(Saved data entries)
============

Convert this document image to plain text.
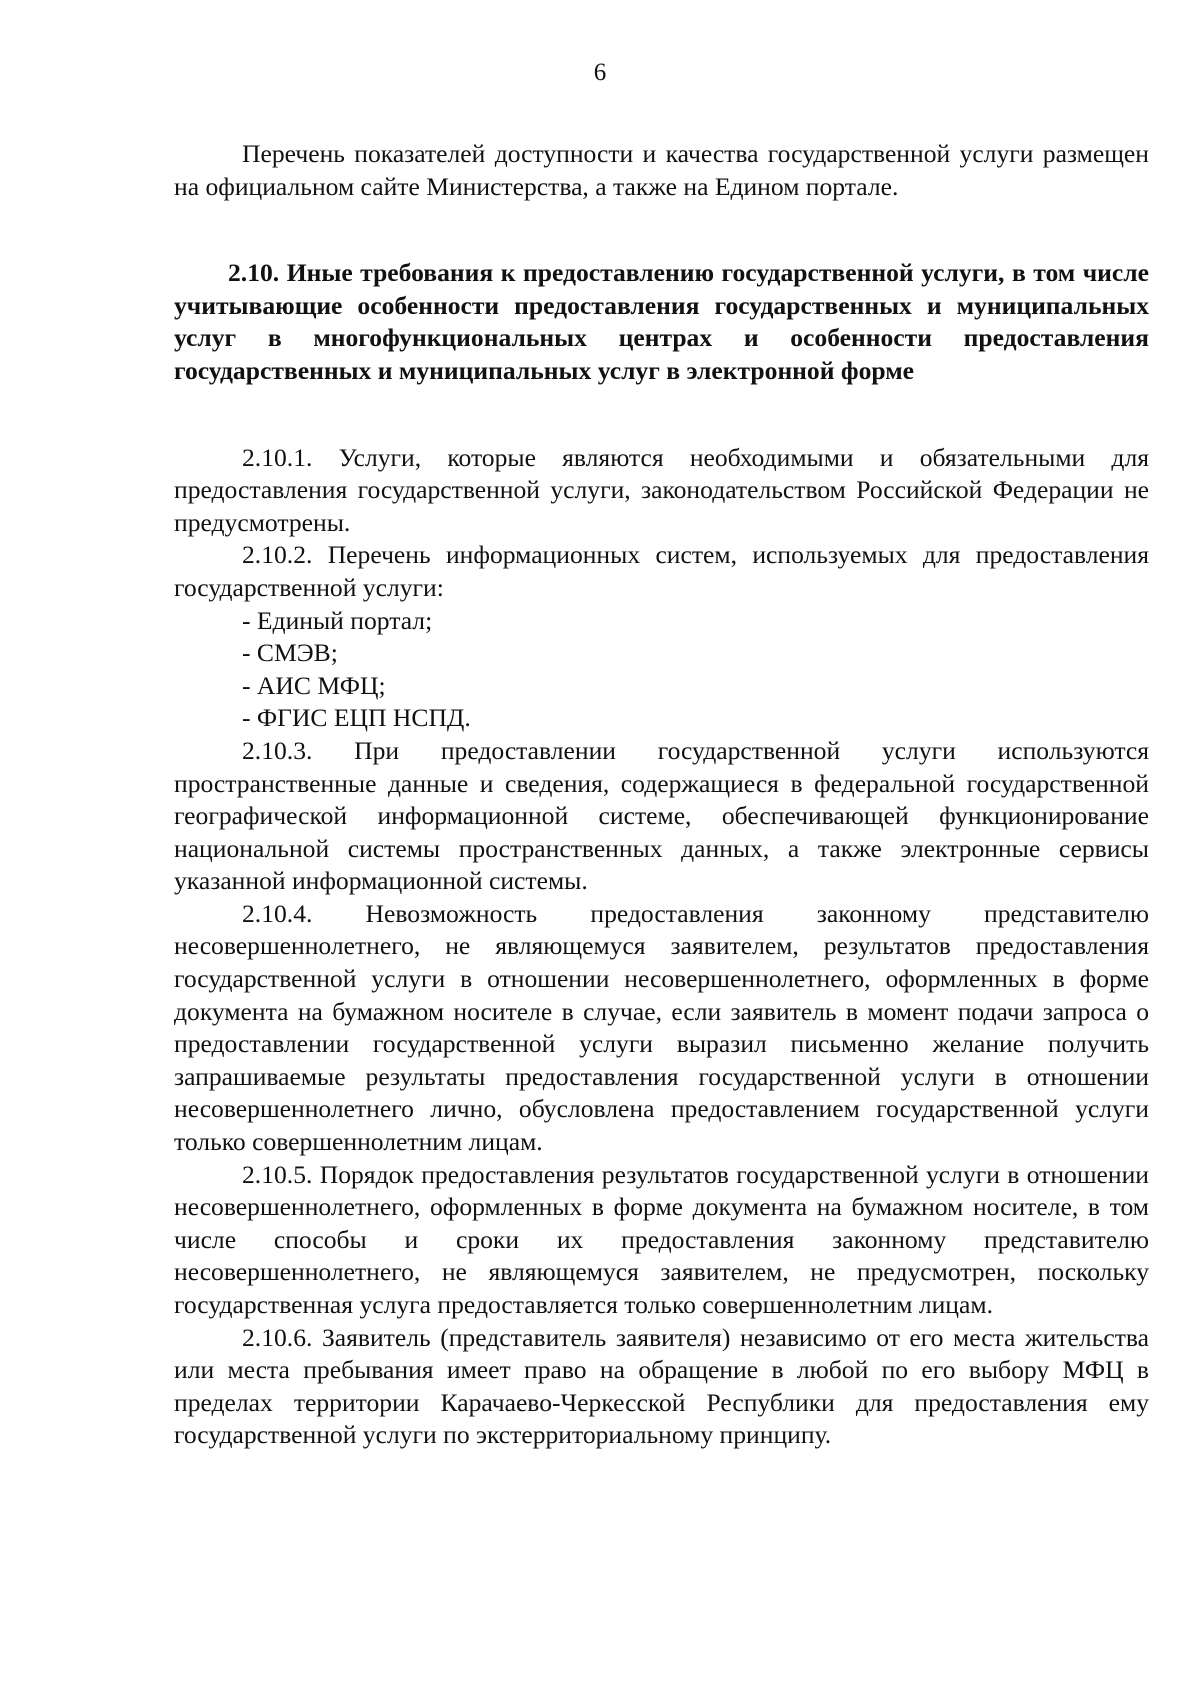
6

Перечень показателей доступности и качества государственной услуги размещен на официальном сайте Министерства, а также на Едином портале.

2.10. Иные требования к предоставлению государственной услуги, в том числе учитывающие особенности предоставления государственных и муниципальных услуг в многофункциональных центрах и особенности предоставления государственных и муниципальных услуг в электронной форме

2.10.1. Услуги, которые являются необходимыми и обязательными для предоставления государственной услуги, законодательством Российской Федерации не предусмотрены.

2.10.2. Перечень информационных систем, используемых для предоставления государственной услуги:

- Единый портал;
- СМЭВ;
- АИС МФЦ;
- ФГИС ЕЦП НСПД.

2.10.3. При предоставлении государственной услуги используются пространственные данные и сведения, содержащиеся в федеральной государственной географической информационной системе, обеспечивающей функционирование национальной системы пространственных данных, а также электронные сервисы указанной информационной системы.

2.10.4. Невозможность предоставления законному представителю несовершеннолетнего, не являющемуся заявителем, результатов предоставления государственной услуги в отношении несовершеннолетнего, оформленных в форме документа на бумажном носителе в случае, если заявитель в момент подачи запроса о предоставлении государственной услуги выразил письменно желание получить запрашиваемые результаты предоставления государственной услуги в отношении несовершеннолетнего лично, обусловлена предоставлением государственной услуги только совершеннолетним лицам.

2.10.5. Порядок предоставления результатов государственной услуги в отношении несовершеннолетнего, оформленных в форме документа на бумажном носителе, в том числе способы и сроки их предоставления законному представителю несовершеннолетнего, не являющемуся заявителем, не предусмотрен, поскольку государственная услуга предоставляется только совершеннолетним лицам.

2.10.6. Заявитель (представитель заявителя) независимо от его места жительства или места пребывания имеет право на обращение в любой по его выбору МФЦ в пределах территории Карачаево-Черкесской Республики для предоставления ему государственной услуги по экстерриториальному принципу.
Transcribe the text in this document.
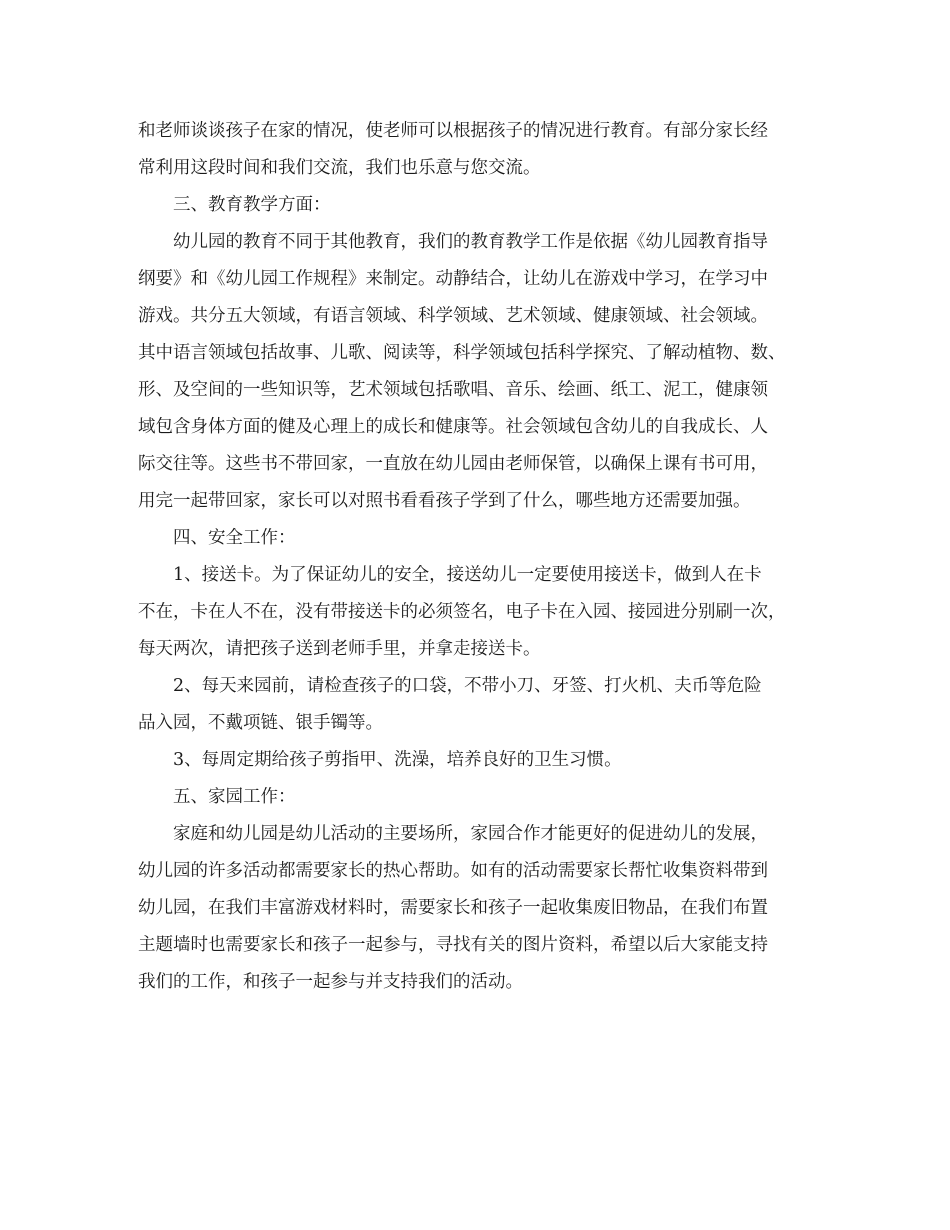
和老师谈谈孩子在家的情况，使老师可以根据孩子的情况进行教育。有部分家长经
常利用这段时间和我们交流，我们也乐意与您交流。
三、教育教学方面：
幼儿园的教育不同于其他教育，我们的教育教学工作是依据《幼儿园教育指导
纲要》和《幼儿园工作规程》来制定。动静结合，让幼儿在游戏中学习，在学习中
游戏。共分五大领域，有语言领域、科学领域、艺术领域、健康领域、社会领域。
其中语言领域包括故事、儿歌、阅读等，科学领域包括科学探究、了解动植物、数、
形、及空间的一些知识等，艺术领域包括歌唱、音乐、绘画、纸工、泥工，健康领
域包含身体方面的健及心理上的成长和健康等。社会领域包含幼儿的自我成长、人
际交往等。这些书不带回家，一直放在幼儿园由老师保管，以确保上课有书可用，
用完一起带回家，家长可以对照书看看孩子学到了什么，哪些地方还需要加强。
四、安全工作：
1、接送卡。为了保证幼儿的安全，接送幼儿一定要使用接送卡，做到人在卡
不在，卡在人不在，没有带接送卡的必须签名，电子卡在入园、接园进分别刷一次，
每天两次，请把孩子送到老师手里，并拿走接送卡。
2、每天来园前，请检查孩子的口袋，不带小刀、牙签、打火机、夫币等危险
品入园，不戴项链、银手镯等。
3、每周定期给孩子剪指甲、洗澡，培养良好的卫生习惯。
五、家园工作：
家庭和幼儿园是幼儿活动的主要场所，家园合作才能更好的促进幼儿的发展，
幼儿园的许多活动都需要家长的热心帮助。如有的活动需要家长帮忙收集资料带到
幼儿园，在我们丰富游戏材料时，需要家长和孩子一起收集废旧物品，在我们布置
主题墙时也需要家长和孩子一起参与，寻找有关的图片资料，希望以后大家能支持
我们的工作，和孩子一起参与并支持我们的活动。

============

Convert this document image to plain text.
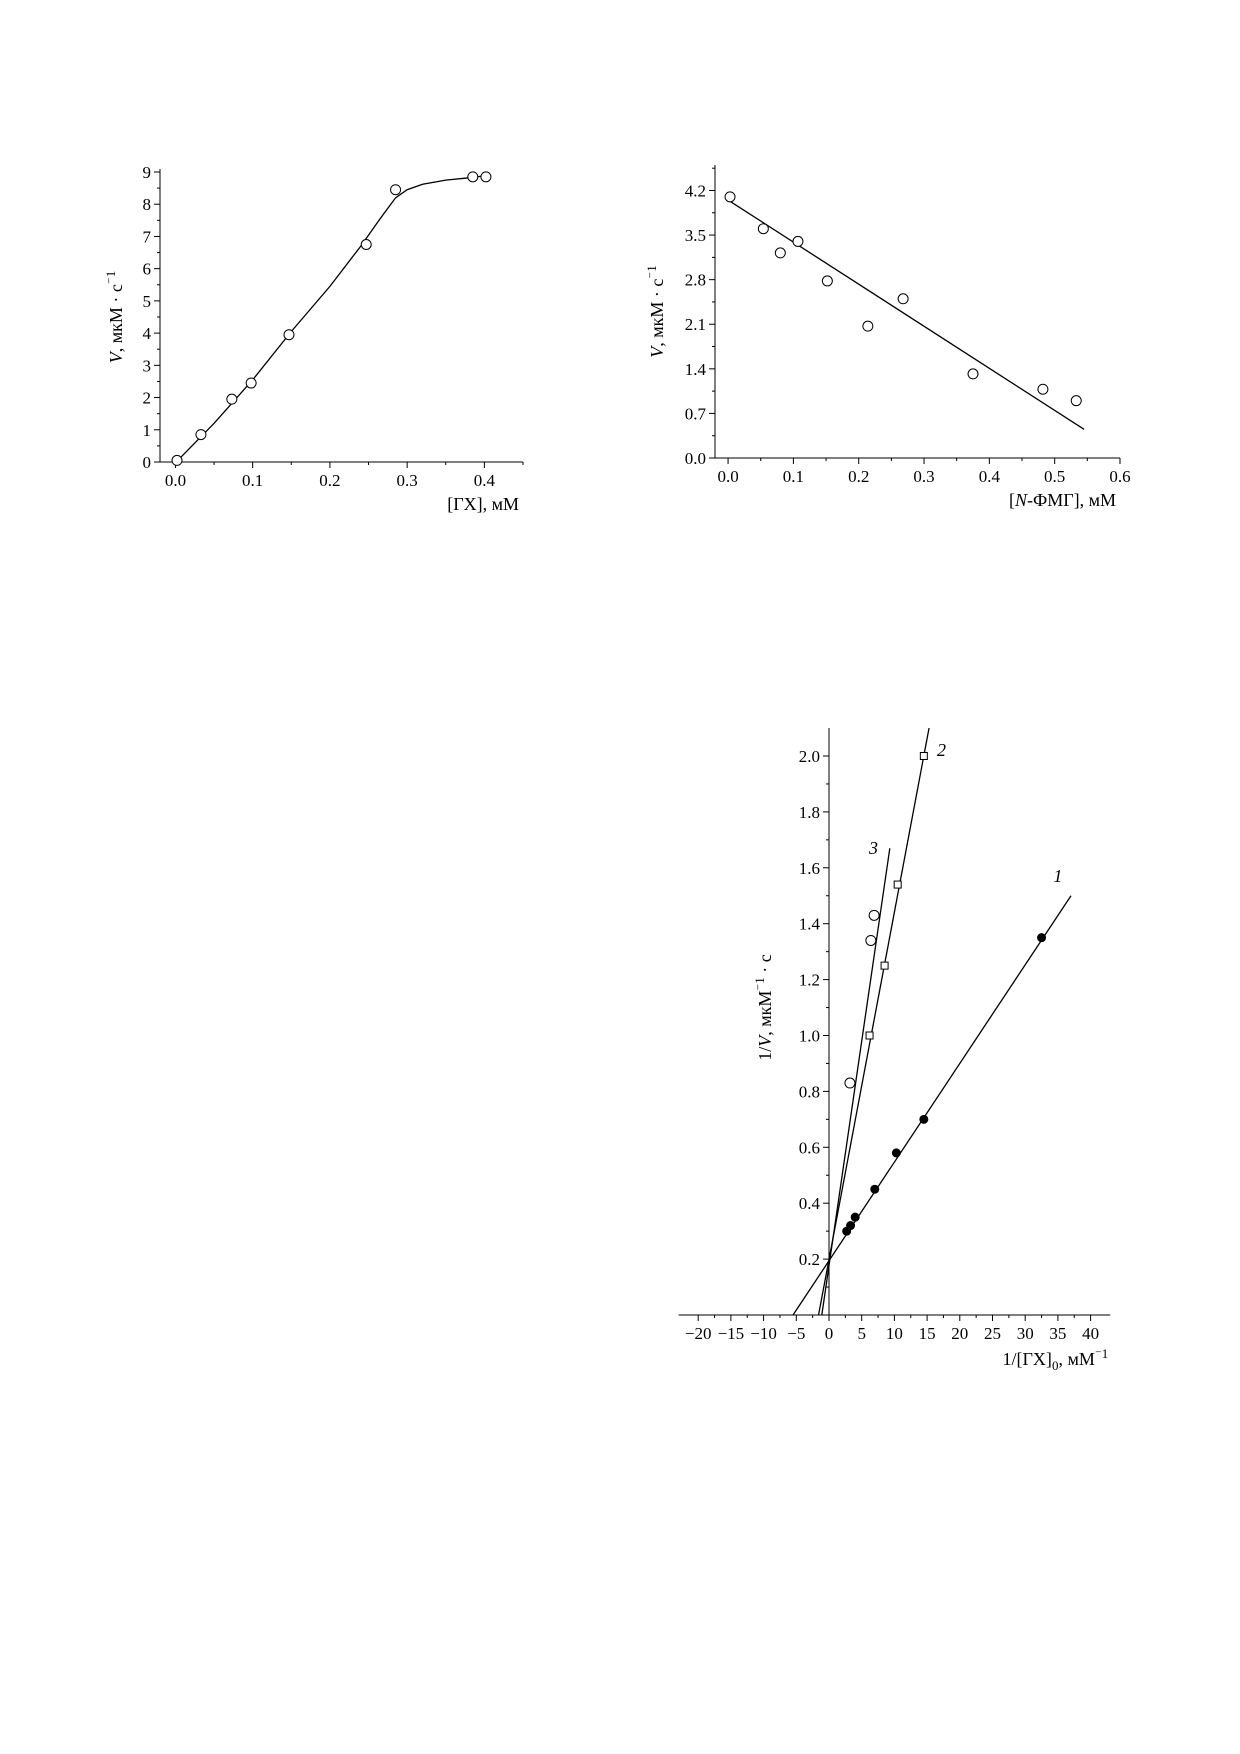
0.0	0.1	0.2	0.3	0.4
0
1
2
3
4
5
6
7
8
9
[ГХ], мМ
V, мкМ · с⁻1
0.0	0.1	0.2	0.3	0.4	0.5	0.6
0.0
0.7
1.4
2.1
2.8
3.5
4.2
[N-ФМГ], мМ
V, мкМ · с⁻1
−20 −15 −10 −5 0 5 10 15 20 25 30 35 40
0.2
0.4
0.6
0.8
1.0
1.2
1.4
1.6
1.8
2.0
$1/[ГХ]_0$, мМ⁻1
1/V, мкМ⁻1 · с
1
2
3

============

Going through the entries above line by line, work out how many lines include the word "числе". Only the number is required.

- _IN RESPONSE_
2